Your instructions: Scan the data for lines with "JSON" and report the count by itself.

Available records:
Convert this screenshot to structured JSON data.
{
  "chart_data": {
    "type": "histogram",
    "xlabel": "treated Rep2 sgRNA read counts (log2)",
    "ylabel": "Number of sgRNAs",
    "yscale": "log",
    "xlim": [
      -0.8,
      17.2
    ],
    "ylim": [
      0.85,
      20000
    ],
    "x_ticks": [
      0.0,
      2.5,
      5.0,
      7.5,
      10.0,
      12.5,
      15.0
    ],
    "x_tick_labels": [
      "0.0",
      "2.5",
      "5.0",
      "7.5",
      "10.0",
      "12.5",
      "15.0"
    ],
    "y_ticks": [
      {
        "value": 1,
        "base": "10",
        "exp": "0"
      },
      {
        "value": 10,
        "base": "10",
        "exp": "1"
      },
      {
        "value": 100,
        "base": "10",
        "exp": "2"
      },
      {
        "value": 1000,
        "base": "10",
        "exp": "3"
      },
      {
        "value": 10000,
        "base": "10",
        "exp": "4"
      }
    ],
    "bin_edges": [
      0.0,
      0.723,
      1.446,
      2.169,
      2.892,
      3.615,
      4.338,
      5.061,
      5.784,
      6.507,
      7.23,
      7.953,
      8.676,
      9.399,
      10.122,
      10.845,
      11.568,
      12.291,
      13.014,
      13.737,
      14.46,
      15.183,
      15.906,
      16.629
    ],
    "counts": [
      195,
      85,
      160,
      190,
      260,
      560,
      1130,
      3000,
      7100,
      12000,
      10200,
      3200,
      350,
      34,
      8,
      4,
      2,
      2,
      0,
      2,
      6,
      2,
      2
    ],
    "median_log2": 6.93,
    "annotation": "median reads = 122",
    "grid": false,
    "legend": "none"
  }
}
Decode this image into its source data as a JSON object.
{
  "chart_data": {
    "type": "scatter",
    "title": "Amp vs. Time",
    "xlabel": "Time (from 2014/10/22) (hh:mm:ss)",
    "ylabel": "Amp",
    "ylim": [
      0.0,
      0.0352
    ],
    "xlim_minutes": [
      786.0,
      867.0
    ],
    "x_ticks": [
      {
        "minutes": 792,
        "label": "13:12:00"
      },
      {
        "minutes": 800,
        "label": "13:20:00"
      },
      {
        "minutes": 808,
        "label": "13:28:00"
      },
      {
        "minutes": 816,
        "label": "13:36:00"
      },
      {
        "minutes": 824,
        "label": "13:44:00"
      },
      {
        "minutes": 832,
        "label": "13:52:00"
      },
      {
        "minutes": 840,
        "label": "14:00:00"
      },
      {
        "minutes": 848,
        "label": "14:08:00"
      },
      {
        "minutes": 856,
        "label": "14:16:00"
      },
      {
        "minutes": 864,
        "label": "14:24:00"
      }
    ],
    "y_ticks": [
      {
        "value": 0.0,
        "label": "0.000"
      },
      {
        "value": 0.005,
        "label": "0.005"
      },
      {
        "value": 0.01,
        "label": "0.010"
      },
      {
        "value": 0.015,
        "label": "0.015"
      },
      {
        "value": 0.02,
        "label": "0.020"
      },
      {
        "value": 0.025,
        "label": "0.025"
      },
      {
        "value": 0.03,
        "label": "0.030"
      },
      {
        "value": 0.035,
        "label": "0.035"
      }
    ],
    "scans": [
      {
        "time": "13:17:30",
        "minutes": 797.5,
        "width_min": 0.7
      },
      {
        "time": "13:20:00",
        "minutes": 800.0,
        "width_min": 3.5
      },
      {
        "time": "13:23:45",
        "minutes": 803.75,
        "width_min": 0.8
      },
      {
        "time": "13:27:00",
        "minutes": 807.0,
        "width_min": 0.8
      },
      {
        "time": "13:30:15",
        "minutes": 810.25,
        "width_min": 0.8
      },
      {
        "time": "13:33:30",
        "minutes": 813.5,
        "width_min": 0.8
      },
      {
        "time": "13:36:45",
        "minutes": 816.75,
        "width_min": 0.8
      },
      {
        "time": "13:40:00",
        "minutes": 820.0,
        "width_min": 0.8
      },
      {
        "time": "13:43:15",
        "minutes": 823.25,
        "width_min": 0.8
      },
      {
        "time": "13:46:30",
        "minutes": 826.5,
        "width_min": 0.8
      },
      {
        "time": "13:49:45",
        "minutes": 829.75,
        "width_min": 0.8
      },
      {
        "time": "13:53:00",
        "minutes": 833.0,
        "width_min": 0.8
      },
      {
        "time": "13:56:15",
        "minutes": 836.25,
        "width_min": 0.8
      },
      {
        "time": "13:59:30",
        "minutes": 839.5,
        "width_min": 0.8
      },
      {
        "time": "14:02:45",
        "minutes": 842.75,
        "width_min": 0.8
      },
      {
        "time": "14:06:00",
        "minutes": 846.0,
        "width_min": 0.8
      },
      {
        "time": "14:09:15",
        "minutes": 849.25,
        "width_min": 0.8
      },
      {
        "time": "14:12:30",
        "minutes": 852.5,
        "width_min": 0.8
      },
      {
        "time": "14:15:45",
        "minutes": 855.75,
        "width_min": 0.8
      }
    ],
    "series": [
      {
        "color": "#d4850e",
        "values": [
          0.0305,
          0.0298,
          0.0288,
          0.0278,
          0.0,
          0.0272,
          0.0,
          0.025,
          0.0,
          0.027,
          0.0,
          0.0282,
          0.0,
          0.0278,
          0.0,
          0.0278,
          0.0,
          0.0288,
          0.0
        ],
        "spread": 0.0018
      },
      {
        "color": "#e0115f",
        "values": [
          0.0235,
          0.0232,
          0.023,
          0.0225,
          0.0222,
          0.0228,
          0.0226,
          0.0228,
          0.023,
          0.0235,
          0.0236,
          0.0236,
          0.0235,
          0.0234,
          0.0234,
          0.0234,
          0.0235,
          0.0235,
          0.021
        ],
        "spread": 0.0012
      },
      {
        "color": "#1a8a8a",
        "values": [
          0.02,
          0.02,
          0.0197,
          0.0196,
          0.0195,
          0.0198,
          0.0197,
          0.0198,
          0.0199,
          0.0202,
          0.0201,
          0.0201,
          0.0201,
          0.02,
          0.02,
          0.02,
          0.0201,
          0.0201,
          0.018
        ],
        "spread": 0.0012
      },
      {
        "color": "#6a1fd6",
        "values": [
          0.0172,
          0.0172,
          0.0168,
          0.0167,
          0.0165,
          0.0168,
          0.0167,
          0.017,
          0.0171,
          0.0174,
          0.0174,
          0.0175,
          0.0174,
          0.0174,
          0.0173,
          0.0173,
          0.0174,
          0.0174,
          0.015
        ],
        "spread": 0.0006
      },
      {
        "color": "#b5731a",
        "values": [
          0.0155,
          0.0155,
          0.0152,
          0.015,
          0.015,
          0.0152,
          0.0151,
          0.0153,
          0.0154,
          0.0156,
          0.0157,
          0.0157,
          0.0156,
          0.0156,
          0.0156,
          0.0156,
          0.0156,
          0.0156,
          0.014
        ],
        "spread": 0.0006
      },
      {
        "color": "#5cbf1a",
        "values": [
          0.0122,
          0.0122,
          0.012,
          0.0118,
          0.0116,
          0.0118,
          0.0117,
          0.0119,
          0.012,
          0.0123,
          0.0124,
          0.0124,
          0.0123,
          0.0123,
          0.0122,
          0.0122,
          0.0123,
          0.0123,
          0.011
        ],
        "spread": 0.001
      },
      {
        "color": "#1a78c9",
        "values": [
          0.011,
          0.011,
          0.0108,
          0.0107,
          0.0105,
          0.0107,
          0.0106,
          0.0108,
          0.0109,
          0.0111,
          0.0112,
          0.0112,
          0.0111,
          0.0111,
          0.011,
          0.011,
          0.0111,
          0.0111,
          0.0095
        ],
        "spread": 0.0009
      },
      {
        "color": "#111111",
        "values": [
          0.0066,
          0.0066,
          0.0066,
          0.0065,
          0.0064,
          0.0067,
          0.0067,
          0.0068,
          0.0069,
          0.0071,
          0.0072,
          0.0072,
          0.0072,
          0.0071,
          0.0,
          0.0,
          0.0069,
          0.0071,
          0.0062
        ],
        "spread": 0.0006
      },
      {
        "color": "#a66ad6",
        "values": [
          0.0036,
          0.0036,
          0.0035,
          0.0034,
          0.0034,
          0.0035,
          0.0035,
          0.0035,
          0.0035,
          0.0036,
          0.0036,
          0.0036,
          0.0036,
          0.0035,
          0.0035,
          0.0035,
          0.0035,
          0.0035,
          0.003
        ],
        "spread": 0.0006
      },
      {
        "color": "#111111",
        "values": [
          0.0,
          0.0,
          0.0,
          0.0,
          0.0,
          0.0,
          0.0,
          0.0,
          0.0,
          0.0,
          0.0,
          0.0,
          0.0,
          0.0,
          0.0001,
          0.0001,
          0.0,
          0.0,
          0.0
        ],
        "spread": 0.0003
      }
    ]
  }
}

Exercise response: 2